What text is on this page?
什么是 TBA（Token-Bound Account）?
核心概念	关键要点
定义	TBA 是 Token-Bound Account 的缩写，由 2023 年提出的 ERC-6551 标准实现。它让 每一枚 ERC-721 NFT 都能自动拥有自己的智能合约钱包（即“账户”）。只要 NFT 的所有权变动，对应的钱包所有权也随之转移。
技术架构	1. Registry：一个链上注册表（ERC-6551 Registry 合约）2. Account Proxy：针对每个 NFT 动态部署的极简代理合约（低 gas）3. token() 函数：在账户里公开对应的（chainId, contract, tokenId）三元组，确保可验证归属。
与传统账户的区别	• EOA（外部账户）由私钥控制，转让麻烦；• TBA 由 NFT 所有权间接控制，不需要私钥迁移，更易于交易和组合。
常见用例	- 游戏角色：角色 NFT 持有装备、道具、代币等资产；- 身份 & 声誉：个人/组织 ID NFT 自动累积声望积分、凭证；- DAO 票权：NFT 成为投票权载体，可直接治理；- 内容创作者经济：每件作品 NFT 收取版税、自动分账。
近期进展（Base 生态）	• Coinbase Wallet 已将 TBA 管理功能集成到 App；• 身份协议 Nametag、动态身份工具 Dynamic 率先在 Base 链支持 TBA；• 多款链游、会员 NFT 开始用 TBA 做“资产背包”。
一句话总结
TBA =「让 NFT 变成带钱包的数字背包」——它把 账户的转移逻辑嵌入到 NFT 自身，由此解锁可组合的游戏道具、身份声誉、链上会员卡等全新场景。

### Goal
Lines containing the word "Account" are to be tallied; report only the total.

### Expected answer
3